Every line of the data must be copied exactly.

** Begin Excerpted records **

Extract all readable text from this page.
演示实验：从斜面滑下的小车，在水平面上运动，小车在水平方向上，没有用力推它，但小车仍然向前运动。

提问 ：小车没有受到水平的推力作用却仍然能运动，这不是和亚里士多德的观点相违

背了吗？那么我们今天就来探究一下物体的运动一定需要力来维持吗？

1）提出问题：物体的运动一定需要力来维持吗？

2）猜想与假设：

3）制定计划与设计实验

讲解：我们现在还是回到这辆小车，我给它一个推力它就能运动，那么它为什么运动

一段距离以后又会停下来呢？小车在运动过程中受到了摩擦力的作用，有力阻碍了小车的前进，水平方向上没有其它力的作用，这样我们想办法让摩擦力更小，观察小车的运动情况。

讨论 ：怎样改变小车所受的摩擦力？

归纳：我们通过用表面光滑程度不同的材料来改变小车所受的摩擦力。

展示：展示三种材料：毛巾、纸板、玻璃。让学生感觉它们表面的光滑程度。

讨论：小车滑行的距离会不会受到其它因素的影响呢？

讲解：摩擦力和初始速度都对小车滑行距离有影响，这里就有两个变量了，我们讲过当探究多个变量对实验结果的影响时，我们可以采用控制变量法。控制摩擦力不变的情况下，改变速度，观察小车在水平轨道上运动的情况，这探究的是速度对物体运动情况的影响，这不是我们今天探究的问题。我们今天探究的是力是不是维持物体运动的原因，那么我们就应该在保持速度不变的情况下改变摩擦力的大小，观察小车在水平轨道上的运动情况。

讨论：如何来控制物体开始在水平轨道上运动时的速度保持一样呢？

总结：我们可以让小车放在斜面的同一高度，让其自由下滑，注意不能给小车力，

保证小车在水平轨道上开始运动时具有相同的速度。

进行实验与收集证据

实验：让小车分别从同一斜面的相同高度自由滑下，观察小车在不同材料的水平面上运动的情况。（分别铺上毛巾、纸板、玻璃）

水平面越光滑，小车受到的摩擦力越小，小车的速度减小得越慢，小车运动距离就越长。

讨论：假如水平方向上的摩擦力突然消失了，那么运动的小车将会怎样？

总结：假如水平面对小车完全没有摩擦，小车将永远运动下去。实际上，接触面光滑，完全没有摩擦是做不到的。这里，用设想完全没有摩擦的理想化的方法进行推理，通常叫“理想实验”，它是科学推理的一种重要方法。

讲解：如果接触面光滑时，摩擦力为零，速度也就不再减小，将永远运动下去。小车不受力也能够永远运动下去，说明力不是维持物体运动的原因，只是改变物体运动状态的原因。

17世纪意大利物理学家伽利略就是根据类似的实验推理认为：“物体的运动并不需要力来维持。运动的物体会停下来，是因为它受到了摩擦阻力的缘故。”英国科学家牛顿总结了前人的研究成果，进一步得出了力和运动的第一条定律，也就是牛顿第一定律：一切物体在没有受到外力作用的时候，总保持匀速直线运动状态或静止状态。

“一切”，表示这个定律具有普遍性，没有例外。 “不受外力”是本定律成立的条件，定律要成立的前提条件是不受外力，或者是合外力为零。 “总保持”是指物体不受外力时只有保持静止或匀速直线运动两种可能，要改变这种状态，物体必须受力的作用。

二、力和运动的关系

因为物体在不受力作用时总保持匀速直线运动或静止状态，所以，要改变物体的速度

** End Excerpted records **

◆ Written solution ◆
Extract all readable text from this page.
演示实验：从斜面滑下的小车，在水平面上运动，小车在水平方向上，没有用力推它，但小车仍然向前运动。

提问 ：小车没有受到水平的推力作用却仍然能运动，这不是和亚里士多德的观点相违

背了吗？那么我们今天就来探究一下物体的运动一定需要力来维持吗？

1）提出问题：物体的运动一定需要力来维持吗？

2）猜想与假设：

3）制定计划与设计实验

讲解：我们现在还是回到这辆小车，我给它一个推力它就能运动，那么它为什么运动

一段距离以后又会停下来呢？小车在运动过程中受到了摩擦力的作用，有力阻碍了小车的前进，水平方向上没有其它力的作用，这样我们想办法让摩擦力更小，观察小车的运动情况。

讨论 ：怎样改变小车所受的摩擦力？

归纳：我们通过用表面光滑程度不同的材料来改变小车所受的摩擦力。

展示：展示三种材料：毛巾、纸板、玻璃。让学生感觉它们表面的光滑程度。

讨论：小车滑行的距离会不会受到其它因素的影响呢？

讲解：摩擦力和初始速度都对小车滑行距离有影响，这里就有两个变量了，我们讲过当探究多个变量对实验结果的影响时，我们可以采用控制变量法。控制摩擦力不变的情况下，改变速度，观察小车在水平轨道上运动的情况，这探究的是速度对物体运动情况的影响，这不是我们今天探究的问题。我们今天探究的是力是不是维持物体运动的原因，那么我们就应该在保持速度不变的情况下改变摩擦力的大小，观察小车在水平轨道上的运动情况。

讨论：如何来控制物体开始在水平轨道上运动时的速度保持一样呢？

总结：我们可以让小车放在斜面的同一高度，让其自由下滑，注意不能给小车力，

保证小车在水平轨道上开始运动时具有相同的速度。

进行实验与收集证据

实验：让小车分别从同一斜面的相同高度自由滑下，观察小车在不同材料的水平面上运动的情况。（分别铺上毛巾、纸板、玻璃）

水平面越光滑，小车受到的摩擦力越小，小车的速度减小得越慢，小车运动距离就越长。

讨论：假如水平方向上的摩擦力突然消失了，那么运动的小车将会怎样？

总结：假如水平面对小车完全没有摩擦，小车将永远运动下去。实际上，接触面光滑，完全没有摩擦是做不到的。这里，用设想完全没有摩擦的理想化的方法进行推理，通常叫“理想实验”，它是科学推理的一种重要方法。

讲解：如果接触面光滑时，摩擦力为零，速度也就不再减小，将永远运动下去。小车不受力也能够永远运动下去，说明力不是维持物体运动的原因，只是改变物体运动状态的原因。

17世纪意大利物理学家伽利略就是根据类似的实验推理认为：“物体的运动并不需要力来维持。运动的物体会停下来，是因为它受到了摩擦阻力的缘故。”英国科学家牛顿总结了前人的研究成果，进一步得出了力和运动的第一条定律，也就是牛顿第一定律：一切物体在没有受到外力作用的时候，总保持匀速直线运动状态或静止状态。

“一切”，表示这个定律具有普遍性，没有例外。 “不受外力”是本定律成立的条件，定律要成立的前提条件是不受外力，或者是合外力为零。 “总保持”是指物体不受外力时只有保持静止或匀速直线运动两种可能，要改变这种状态，物体必须受力的作用。

二、力和运动的关系

因为物体在不受力作用时总保持匀速直线运动或静止状态，所以，要改变物体的速度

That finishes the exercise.